▶ WHAT THE TASK REQUIRES: Count every line in the entries that contains "triangle". Report that count alone.

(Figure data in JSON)
——————

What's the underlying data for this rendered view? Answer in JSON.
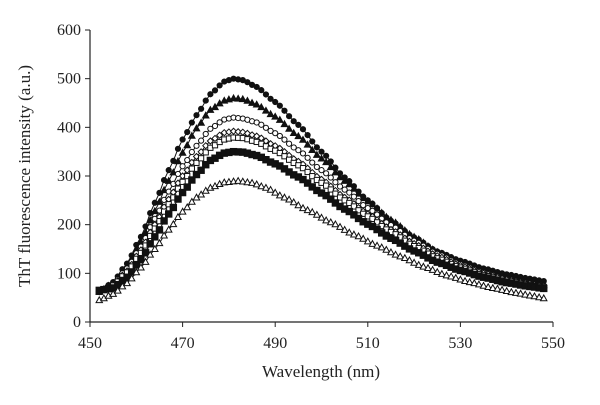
{
  "chart_data": {
    "type": "line",
    "title": "",
    "xlabel": "Wavelength (nm)",
    "ylabel": "ThT fluorescence intensity (a.u.)",
    "xlim": [
      450,
      550
    ],
    "ylim": [
      0,
      600
    ],
    "x_ticks": [
      "450",
      "470",
      "490",
      "510",
      "530",
      "550"
    ],
    "y_ticks": [
      "0",
      "100",
      "200",
      "300",
      "400",
      "500",
      "600"
    ],
    "grid": false,
    "legend": "none",
    "line_color": "#111111",
    "x_start": 452,
    "x_end": 548,
    "x_step": 1,
    "series": [
      {
        "marker": "filled-circle",
        "peak_x": 481,
        "keypoints": [
          [
            452,
            62
          ],
          [
            455,
            82
          ],
          [
            458,
            120
          ],
          [
            461,
            175
          ],
          [
            464,
            245
          ],
          [
            467,
            312
          ],
          [
            470,
            375
          ],
          [
            473,
            425
          ],
          [
            476,
            468
          ],
          [
            479,
            494
          ],
          [
            481,
            500
          ],
          [
            483,
            497
          ],
          [
            486,
            483
          ],
          [
            490,
            452
          ],
          [
            495,
            405
          ],
          [
            500,
            350
          ],
          [
            505,
            297
          ],
          [
            510,
            250
          ],
          [
            515,
            208
          ],
          [
            520,
            174
          ],
          [
            525,
            145
          ],
          [
            530,
            126
          ],
          [
            535,
            110
          ],
          [
            540,
            98
          ],
          [
            545,
            89
          ],
          [
            548,
            84
          ]
        ]
      },
      {
        "marker": "filled-triangle",
        "peak_x": 481,
        "keypoints": [
          [
            452,
            62
          ],
          [
            455,
            80
          ],
          [
            458,
            115
          ],
          [
            461,
            165
          ],
          [
            464,
            228
          ],
          [
            467,
            290
          ],
          [
            470,
            348
          ],
          [
            473,
            398
          ],
          [
            476,
            436
          ],
          [
            479,
            455
          ],
          [
            481,
            460
          ],
          [
            483,
            458
          ],
          [
            486,
            447
          ],
          [
            490,
            422
          ],
          [
            495,
            382
          ],
          [
            500,
            336
          ],
          [
            505,
            290
          ],
          [
            510,
            248
          ],
          [
            515,
            210
          ],
          [
            520,
            175
          ],
          [
            525,
            144
          ],
          [
            530,
            122
          ],
          [
            535,
            104
          ],
          [
            540,
            90
          ],
          [
            545,
            80
          ],
          [
            548,
            76
          ]
        ]
      },
      {
        "marker": "open-circle",
        "peak_x": 481,
        "keypoints": [
          [
            452,
            62
          ],
          [
            455,
            78
          ],
          [
            458,
            110
          ],
          [
            461,
            155
          ],
          [
            464,
            212
          ],
          [
            467,
            268
          ],
          [
            470,
            320
          ],
          [
            473,
            362
          ],
          [
            476,
            397
          ],
          [
            479,
            416
          ],
          [
            481,
            420
          ],
          [
            483,
            418
          ],
          [
            486,
            410
          ],
          [
            490,
            388
          ],
          [
            495,
            353
          ],
          [
            500,
            312
          ],
          [
            505,
            272
          ],
          [
            510,
            234
          ],
          [
            515,
            199
          ],
          [
            520,
            167
          ],
          [
            525,
            140
          ],
          [
            530,
            119
          ],
          [
            535,
            102
          ],
          [
            540,
            89
          ],
          [
            545,
            80
          ],
          [
            548,
            75
          ]
        ]
      },
      {
        "marker": "open-diamond",
        "peak_x": 481,
        "keypoints": [
          [
            452,
            62
          ],
          [
            455,
            76
          ],
          [
            458,
            105
          ],
          [
            461,
            148
          ],
          [
            464,
            200
          ],
          [
            467,
            252
          ],
          [
            470,
            300
          ],
          [
            473,
            340
          ],
          [
            476,
            372
          ],
          [
            479,
            389
          ],
          [
            481,
            392
          ],
          [
            483,
            390
          ],
          [
            486,
            382
          ],
          [
            490,
            362
          ],
          [
            495,
            330
          ],
          [
            500,
            293
          ],
          [
            505,
            256
          ],
          [
            510,
            222
          ],
          [
            515,
            190
          ],
          [
            520,
            161
          ],
          [
            525,
            136
          ],
          [
            530,
            116
          ],
          [
            535,
            100
          ],
          [
            540,
            88
          ],
          [
            545,
            79
          ],
          [
            548,
            74
          ]
        ]
      },
      {
        "marker": "open-square",
        "peak_x": 481,
        "keypoints": [
          [
            452,
            62
          ],
          [
            455,
            75
          ],
          [
            458,
            102
          ],
          [
            461,
            142
          ],
          [
            464,
            192
          ],
          [
            467,
            242
          ],
          [
            470,
            288
          ],
          [
            473,
            327
          ],
          [
            476,
            358
          ],
          [
            479,
            375
          ],
          [
            481,
            379
          ],
          [
            483,
            378
          ],
          [
            486,
            370
          ],
          [
            490,
            352
          ],
          [
            495,
            322
          ],
          [
            500,
            286
          ],
          [
            505,
            250
          ],
          [
            510,
            217
          ],
          [
            515,
            185
          ],
          [
            520,
            156
          ],
          [
            525,
            131
          ],
          [
            530,
            112
          ],
          [
            535,
            96
          ],
          [
            540,
            85
          ],
          [
            545,
            76
          ],
          [
            548,
            72
          ]
        ]
      },
      {
        "marker": "filled-square",
        "peak_x": 481,
        "keypoints": [
          [
            452,
            65
          ],
          [
            455,
            70
          ],
          [
            458,
            92
          ],
          [
            461,
            128
          ],
          [
            464,
            175
          ],
          [
            467,
            222
          ],
          [
            470,
            266
          ],
          [
            473,
            303
          ],
          [
            476,
            332
          ],
          [
            479,
            347
          ],
          [
            481,
            350
          ],
          [
            483,
            349
          ],
          [
            486,
            342
          ],
          [
            490,
            325
          ],
          [
            495,
            298
          ],
          [
            500,
            265
          ],
          [
            505,
            232
          ],
          [
            510,
            201
          ],
          [
            515,
            172
          ],
          [
            520,
            146
          ],
          [
            525,
            123
          ],
          [
            530,
            106
          ],
          [
            535,
            92
          ],
          [
            540,
            81
          ],
          [
            545,
            73
          ],
          [
            548,
            69
          ]
        ]
      },
      {
        "marker": "open-triangle",
        "peak_x": 482,
        "keypoints": [
          [
            452,
            45
          ],
          [
            455,
            58
          ],
          [
            458,
            80
          ],
          [
            461,
            112
          ],
          [
            464,
            150
          ],
          [
            467,
            190
          ],
          [
            470,
            227
          ],
          [
            473,
            256
          ],
          [
            476,
            276
          ],
          [
            479,
            287
          ],
          [
            482,
            290
          ],
          [
            485,
            286
          ],
          [
            488,
            276
          ],
          [
            492,
            256
          ],
          [
            497,
            230
          ],
          [
            502,
            205
          ],
          [
            507,
            180
          ],
          [
            512,
            157
          ],
          [
            517,
            135
          ],
          [
            522,
            114
          ],
          [
            527,
            96
          ],
          [
            532,
            82
          ],
          [
            537,
            70
          ],
          [
            542,
            60
          ],
          [
            546,
            53
          ],
          [
            548,
            49
          ]
        ]
      }
    ]
  }
}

——————

▶ EXERCISE RESPONSE: 2